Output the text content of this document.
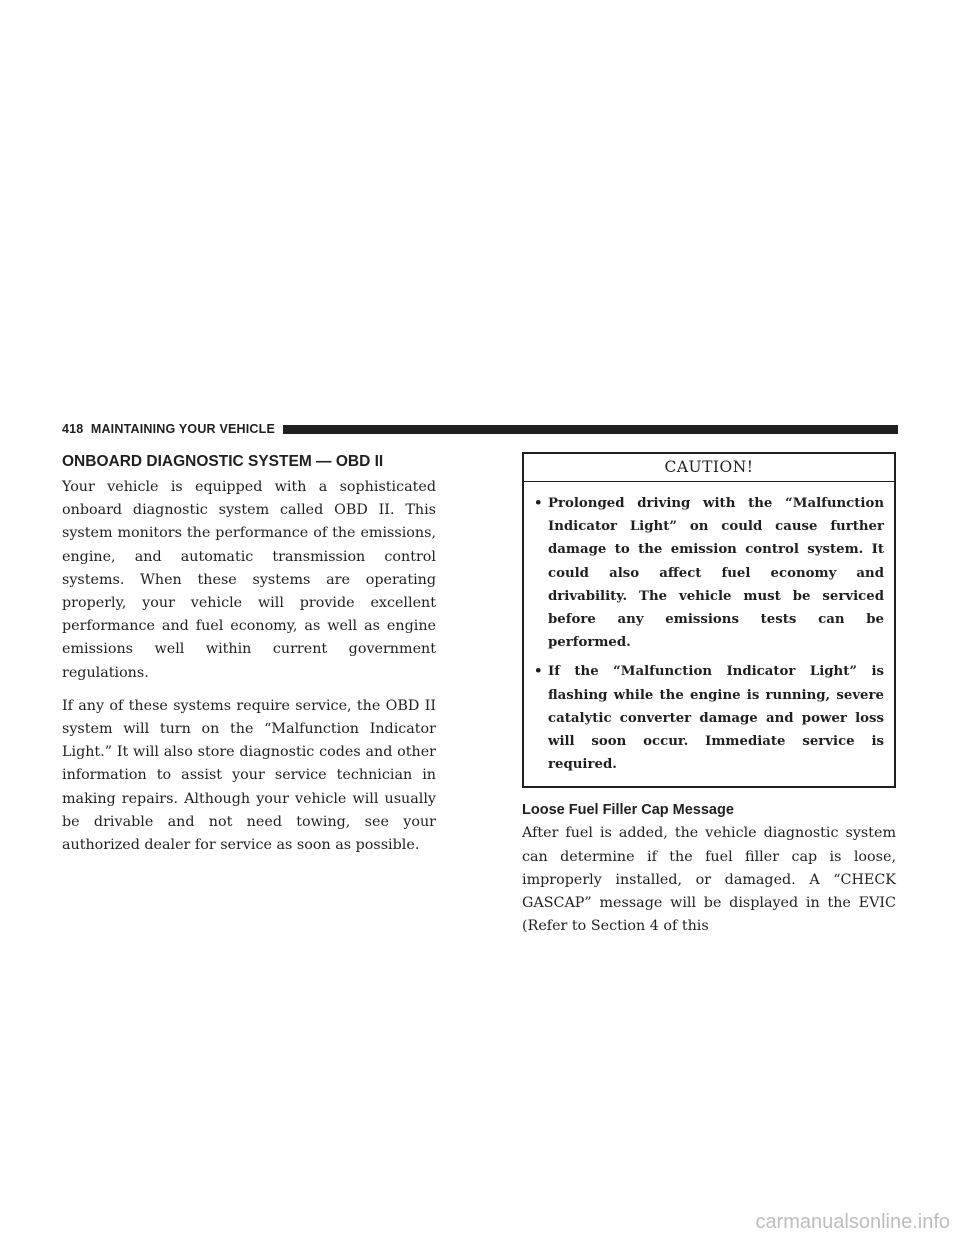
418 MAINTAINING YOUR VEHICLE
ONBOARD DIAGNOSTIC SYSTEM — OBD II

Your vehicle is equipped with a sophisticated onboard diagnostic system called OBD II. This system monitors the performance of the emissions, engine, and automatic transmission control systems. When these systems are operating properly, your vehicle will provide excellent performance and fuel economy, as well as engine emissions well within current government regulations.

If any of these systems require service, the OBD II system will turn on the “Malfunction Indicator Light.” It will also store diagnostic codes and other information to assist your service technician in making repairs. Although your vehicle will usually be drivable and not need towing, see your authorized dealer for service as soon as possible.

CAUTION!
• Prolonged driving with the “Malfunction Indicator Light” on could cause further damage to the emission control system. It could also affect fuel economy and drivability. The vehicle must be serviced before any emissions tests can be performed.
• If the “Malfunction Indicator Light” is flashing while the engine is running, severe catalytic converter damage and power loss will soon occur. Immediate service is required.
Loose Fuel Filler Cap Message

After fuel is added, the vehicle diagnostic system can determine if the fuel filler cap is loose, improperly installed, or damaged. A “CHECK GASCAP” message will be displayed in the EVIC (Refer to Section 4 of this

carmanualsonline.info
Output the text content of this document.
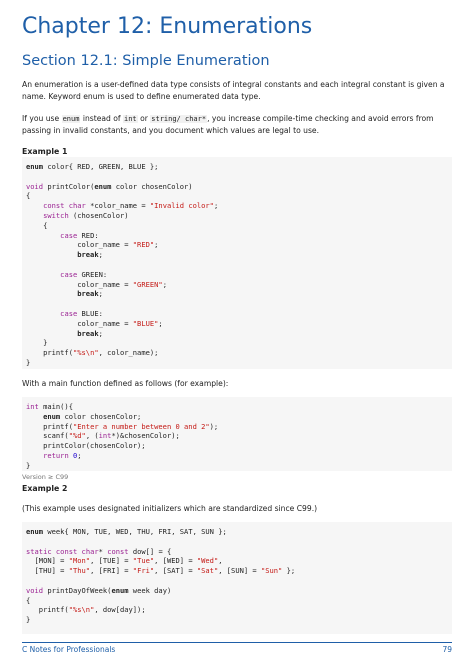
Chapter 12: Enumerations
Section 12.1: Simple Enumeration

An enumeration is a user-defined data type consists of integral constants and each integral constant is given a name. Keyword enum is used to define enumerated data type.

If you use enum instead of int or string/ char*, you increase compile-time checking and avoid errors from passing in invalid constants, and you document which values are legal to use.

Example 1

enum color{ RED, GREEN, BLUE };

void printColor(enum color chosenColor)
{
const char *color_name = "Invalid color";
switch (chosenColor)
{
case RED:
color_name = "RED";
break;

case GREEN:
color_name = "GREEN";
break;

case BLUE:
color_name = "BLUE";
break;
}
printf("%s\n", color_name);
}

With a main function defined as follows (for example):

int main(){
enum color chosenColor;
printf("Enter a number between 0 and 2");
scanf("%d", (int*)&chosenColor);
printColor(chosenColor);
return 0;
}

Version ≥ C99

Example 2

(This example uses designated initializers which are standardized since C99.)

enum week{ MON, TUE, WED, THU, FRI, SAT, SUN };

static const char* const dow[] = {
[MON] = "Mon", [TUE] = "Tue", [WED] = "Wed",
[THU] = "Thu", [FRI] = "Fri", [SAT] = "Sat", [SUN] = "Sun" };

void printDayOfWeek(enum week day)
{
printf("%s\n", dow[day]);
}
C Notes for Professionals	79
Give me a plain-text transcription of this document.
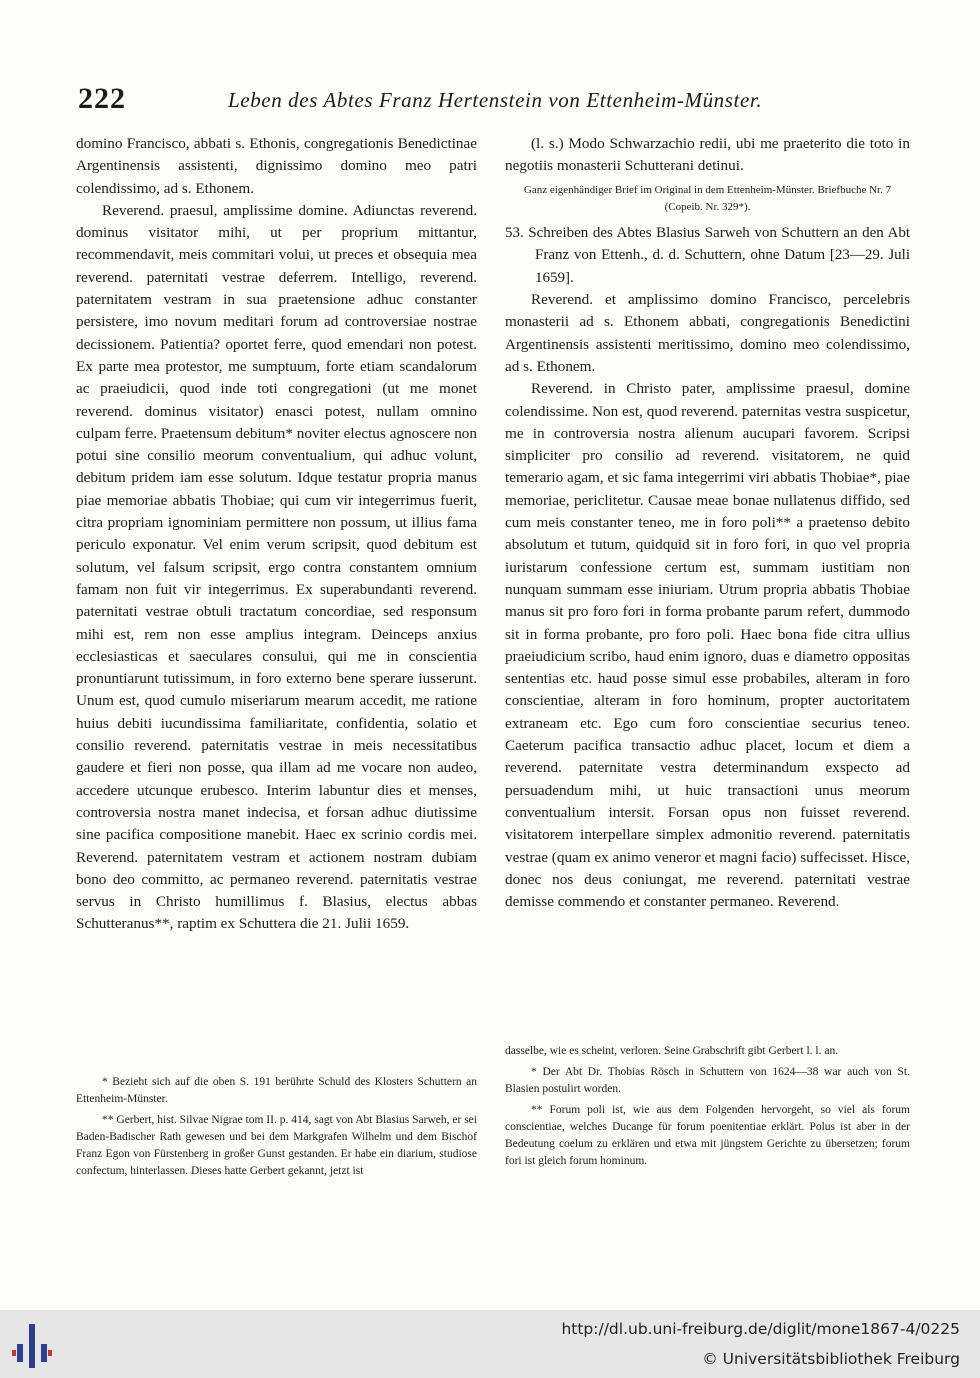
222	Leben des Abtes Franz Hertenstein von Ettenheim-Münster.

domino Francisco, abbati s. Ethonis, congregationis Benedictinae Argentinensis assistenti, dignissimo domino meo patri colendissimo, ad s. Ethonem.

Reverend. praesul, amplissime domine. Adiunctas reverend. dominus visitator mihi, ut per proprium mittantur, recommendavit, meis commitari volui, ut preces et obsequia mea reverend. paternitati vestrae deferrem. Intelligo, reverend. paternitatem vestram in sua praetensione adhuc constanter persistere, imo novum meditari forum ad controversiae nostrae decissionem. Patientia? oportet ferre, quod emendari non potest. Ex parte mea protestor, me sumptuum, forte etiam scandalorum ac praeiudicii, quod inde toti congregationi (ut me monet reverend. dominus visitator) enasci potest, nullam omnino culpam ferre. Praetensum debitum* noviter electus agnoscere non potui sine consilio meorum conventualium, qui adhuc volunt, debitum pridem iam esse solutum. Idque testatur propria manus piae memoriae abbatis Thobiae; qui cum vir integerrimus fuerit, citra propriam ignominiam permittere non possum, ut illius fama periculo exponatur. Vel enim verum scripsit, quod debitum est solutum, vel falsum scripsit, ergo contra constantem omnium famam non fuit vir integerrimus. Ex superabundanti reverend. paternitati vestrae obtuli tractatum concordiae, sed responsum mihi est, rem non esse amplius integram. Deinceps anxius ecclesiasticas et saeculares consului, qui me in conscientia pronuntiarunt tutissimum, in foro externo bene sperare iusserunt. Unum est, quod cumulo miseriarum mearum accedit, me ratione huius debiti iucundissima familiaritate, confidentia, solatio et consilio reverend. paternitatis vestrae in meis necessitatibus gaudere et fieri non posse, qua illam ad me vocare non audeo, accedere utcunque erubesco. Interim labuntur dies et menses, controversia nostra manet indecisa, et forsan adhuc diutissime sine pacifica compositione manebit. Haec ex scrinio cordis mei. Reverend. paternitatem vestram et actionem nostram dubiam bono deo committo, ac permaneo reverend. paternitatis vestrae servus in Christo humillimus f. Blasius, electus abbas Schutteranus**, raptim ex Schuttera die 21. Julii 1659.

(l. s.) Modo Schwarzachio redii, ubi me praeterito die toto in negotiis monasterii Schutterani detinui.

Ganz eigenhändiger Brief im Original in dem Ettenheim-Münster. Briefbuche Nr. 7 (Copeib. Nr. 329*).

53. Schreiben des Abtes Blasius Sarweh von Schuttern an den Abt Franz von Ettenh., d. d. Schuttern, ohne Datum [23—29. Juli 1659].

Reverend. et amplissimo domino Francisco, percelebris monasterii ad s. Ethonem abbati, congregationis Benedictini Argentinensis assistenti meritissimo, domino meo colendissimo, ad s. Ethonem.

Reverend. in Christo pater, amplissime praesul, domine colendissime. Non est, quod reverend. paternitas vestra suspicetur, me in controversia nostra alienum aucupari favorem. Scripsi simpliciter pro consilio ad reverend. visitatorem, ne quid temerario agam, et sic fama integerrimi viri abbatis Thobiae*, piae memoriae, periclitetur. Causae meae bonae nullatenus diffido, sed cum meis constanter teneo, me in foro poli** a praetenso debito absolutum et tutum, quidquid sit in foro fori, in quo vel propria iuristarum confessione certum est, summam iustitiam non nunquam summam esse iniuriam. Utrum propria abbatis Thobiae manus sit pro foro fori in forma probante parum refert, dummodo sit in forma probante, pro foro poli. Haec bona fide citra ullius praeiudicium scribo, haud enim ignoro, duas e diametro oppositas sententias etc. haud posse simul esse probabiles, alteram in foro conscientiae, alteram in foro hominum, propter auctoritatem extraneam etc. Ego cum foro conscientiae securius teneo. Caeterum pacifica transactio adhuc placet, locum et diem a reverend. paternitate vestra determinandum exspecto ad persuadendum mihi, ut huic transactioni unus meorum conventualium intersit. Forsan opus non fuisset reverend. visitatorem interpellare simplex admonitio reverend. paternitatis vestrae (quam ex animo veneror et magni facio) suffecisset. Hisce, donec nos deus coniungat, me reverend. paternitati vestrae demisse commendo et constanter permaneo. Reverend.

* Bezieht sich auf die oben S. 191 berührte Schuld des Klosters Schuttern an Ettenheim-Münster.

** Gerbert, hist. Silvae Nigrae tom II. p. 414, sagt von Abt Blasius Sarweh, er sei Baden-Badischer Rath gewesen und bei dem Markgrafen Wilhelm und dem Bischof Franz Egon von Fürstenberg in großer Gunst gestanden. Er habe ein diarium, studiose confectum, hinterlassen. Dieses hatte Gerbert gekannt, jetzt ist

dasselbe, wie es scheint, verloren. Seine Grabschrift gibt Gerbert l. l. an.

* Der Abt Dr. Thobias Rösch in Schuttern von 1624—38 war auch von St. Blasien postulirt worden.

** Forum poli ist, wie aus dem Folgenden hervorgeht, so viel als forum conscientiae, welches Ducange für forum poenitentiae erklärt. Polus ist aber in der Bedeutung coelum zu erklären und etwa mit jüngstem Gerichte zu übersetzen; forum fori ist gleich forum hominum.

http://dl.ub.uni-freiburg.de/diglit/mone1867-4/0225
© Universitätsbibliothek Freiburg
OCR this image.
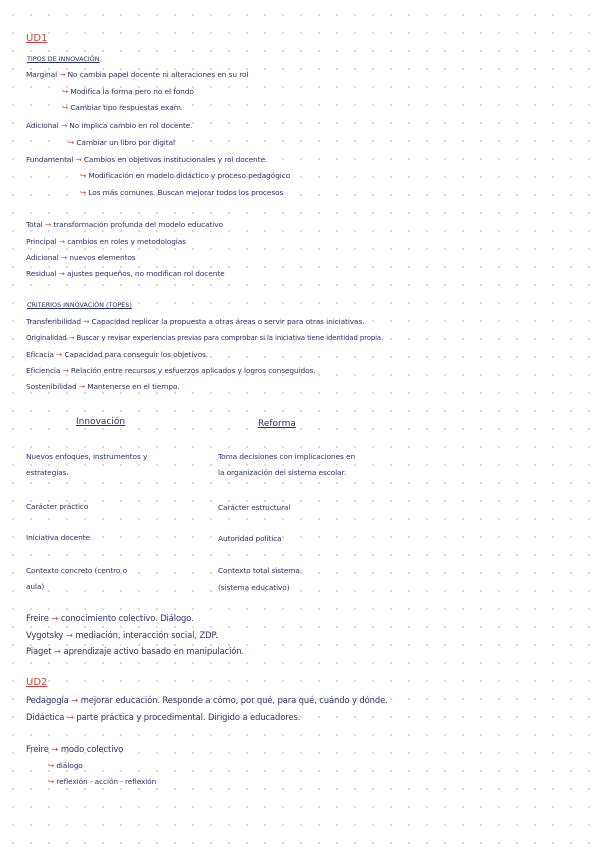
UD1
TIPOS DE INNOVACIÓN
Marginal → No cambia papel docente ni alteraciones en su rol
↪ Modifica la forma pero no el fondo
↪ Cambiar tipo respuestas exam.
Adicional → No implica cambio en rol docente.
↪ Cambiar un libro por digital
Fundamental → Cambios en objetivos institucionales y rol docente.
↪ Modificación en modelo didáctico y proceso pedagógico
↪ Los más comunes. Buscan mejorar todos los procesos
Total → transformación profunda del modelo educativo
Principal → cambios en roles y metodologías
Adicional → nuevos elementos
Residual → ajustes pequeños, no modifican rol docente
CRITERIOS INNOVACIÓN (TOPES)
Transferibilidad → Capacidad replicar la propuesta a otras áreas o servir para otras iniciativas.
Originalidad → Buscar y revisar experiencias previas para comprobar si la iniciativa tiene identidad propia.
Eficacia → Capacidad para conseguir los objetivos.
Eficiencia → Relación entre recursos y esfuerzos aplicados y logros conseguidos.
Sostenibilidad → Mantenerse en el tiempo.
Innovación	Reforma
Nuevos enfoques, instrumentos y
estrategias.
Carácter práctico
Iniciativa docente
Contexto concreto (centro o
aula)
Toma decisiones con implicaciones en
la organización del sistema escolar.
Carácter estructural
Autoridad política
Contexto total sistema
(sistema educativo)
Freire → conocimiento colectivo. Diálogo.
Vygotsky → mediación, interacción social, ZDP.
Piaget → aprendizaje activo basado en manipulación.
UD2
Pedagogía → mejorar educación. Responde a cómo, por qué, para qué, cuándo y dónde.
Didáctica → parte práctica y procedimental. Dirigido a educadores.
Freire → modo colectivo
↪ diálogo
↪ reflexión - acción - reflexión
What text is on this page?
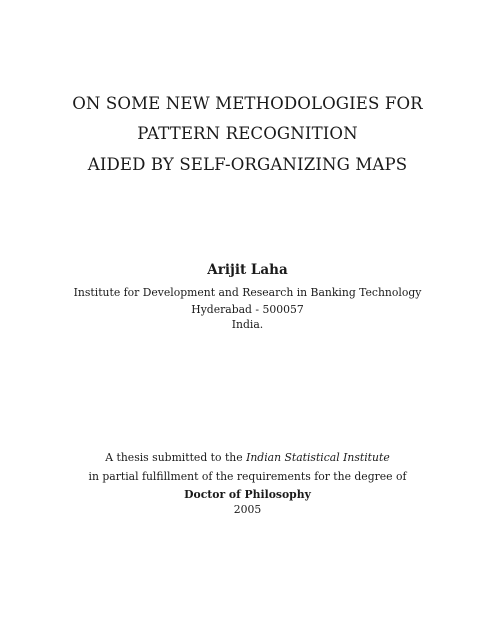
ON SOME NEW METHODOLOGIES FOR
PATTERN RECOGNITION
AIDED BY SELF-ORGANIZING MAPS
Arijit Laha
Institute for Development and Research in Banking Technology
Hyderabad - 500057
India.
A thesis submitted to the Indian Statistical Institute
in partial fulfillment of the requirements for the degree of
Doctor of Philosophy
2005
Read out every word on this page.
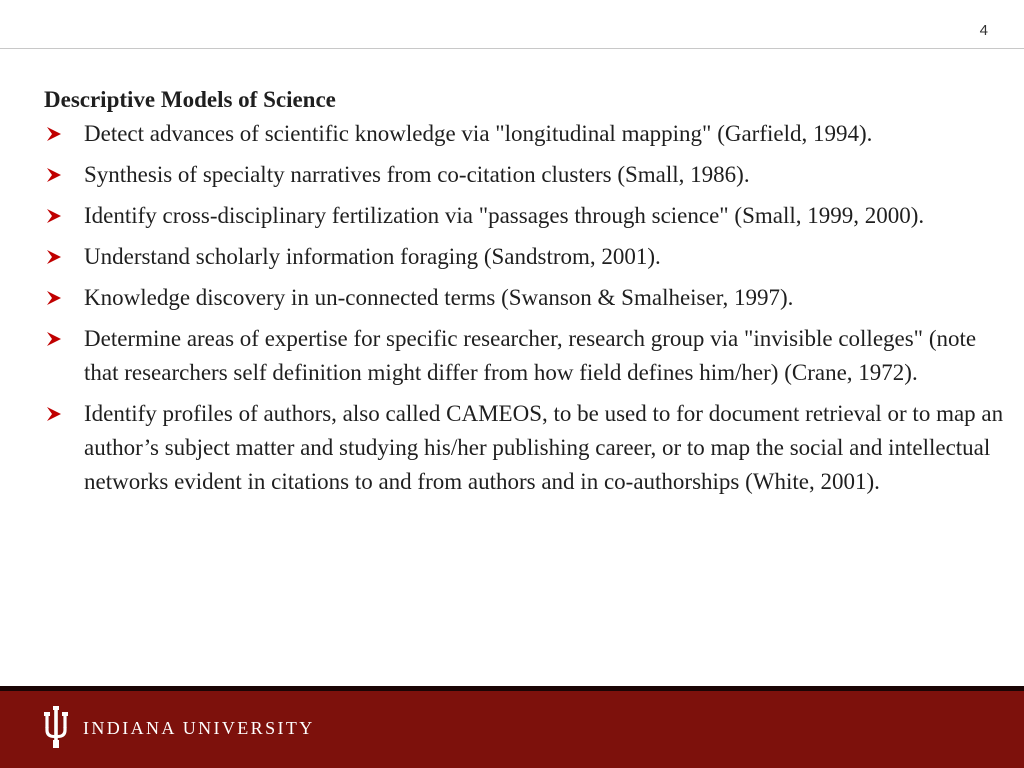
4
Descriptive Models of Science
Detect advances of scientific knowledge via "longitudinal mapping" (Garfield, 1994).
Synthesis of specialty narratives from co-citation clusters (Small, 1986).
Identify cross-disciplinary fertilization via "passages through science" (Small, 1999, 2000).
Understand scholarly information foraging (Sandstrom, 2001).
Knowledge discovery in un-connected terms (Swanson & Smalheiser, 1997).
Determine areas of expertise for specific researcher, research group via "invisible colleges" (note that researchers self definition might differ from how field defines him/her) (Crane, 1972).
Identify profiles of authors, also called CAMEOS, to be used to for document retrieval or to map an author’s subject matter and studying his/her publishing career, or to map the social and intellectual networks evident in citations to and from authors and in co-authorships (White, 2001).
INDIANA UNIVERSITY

REQUIRED TASK → Using the data above, copy each line that contains "monasterii".

SOLVED EXERCISE →
(l. s.) Modo Schwarzachio redii, ubi me praeterito die toto in negotiis monasterii Schutterani detinui.
Reverend. et amplissimo domino Francisco, percelebris monasterii ad s. Ethonem abbati, congregationis Benedictini Argentinensis assistenti meritissimo, domino meo colendissimo, ad s. Ethonem.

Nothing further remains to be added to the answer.